- **Records from a data collection**:
■ ■ ■ ■ ■
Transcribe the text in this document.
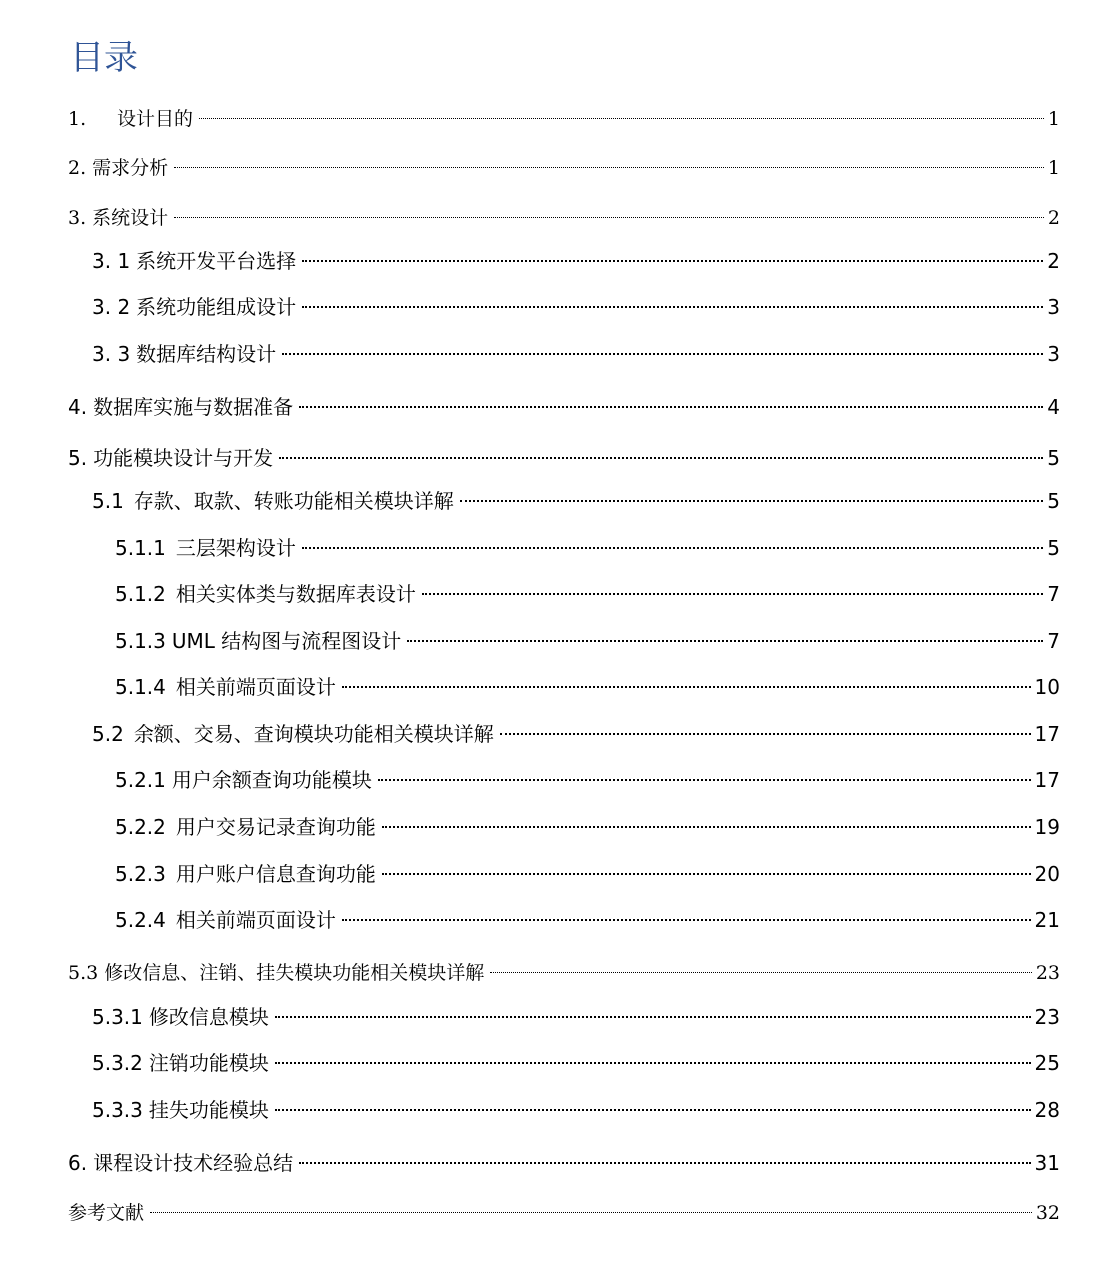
目录
1.	设计目的	1
2. 需求分析	1
3. 系统设计	2
3. 1 系统开发平台选择	2
3. 2 系统功能组成设计	3
3. 3 数据库结构设计	3
4. 数据库实施与数据准备	4
5. 功能模块设计与开发	5
5.1 存款、取款、转账功能相关模块详解	5
5.1.1 三层架构设计	5
5.1.2 相关实体类与数据库表设计	7
5.1.3 UML 结构图与流程图设计	7
5.1.4 相关前端页面设计	10
5.2 余额、交易、查询模块功能相关模块详解	17
5.2.1 用户余额查询功能模块	17
5.2.2 用户交易记录查询功能	19
5.2.3 用户账户信息查询功能	20
5.2.4 相关前端页面设计	21
5.3 修改信息、注销、挂失模块功能相关模块详解	23
5.3.1 修改信息模块	23
5.3.2 注销功能模块	25
5.3.3 挂失功能模块	28
6. 课程设计技术经验总结	31
参考文献	32
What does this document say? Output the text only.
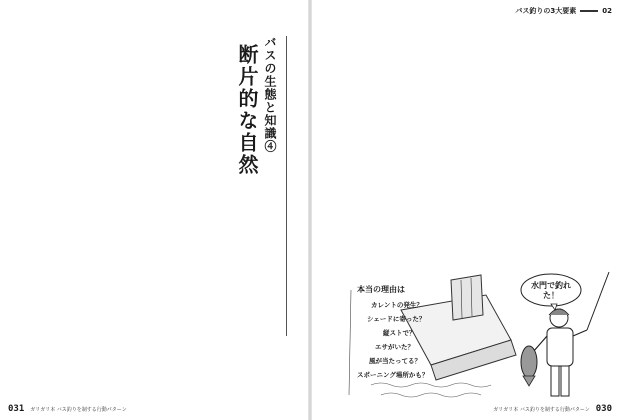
バスの生態と知識④
断片的な自然
031 ガリガリ本 バス釣りを制する行動パターン
バス釣りの3大要素	02

水門で釣れた！
本当の理由は
カレントの発生？
シェードに寄った？
縦ストで？
エサがいた？
風が当たってる？
スポーニング場所かも？
ガリガリ本 バス釣りを制する行動パターン 030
■ ■ ■ ■ ■
- **SHORT EXERCISE**: Images must not appear in the copy; reproduce everything else in the records verbatim.

- **FINISHED EXERCISE**:
Transcribe the text in this document.
目录
1.	设计目的	1
2. 需求分析	1
3. 系统设计	2
3. 1 系统开发平台选择	2
3. 2 系统功能组成设计	3
3. 3 数据库结构设计	3
4. 数据库实施与数据准备	4
5. 功能模块设计与开发	5
5.1 存款、取款、转账功能相关模块详解	5
5.1.1 三层架构设计	5
5.1.2 相关实体类与数据库表设计	7
5.1.3 UML 结构图与流程图设计	7
5.1.4 相关前端页面设计	10
5.2 余额、交易、查询模块功能相关模块详解	17
5.2.1 用户余额查询功能模块	17
5.2.2 用户交易记录查询功能	19
5.2.3 用户账户信息查询功能	20
5.2.4 相关前端页面设计	21
5.3 修改信息、注销、挂失模块功能相关模块详解	23
5.3.1 修改信息模块	23
5.3.2 注销功能模块	25
5.3.3 挂失功能模块	28
6. 课程设计技术经验总结	31
参考文献	32
What does this document say? Output the text only.
バスの生態と知識④
断片的な自然
031 ガリガリ本 バス釣りを制する行動パターン
バス釣りの3大要素	02

水門で釣れた！
本当の理由は
カレントの発生？
シェードに寄った？
縦ストで？
エサがいた？
風が当たってる？
スポーニング場所かも？
ガリガリ本 バス釣りを制する行動パターン 030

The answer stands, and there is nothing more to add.